PROBLEM TO SOLVE: Read the records below. Copy each line where the string "Hole" occurs.

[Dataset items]
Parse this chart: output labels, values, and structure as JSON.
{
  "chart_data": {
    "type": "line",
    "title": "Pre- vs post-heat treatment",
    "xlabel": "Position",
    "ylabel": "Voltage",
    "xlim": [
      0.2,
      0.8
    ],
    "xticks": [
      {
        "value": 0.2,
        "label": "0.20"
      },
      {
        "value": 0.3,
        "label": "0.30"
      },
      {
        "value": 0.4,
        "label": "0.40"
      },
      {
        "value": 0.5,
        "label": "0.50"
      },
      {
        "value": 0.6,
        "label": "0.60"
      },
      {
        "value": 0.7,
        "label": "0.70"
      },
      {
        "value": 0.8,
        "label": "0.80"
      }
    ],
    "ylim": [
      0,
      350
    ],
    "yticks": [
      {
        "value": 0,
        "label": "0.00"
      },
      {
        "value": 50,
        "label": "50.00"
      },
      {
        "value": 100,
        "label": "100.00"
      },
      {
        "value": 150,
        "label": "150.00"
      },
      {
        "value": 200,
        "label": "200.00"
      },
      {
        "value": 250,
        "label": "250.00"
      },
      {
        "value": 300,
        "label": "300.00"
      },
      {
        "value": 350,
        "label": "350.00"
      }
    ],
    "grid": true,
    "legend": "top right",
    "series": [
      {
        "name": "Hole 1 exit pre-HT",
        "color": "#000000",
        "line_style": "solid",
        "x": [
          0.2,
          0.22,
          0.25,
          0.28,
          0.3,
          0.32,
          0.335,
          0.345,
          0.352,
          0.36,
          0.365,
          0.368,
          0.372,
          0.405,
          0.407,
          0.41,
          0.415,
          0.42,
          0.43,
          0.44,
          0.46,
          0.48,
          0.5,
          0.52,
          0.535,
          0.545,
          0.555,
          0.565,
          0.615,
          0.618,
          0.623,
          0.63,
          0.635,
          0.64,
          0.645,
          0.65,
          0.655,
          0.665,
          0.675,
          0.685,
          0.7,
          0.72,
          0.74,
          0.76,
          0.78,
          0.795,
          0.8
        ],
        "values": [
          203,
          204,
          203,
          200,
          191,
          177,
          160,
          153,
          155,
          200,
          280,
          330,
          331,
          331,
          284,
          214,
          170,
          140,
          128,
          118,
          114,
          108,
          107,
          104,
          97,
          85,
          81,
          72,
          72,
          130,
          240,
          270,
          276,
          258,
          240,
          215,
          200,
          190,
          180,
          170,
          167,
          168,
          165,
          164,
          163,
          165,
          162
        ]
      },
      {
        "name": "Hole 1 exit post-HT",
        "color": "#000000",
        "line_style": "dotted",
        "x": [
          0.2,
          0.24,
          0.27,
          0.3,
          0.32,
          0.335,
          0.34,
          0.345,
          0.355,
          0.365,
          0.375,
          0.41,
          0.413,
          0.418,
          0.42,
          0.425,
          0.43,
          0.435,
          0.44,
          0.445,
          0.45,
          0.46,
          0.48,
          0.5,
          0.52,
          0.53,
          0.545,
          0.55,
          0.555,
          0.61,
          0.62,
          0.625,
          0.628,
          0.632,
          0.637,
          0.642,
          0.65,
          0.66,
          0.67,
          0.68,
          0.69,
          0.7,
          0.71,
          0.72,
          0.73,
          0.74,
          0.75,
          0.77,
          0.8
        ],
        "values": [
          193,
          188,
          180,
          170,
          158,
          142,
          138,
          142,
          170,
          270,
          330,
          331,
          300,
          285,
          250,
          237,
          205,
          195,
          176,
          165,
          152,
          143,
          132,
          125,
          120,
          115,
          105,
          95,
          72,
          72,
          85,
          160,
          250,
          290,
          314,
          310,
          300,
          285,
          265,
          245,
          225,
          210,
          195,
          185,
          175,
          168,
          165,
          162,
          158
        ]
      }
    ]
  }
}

ANSWER TO THE PROBLEM:
        "name": "Hole 1 exit pre-HT",
        "name": "Hole 1 exit post-HT",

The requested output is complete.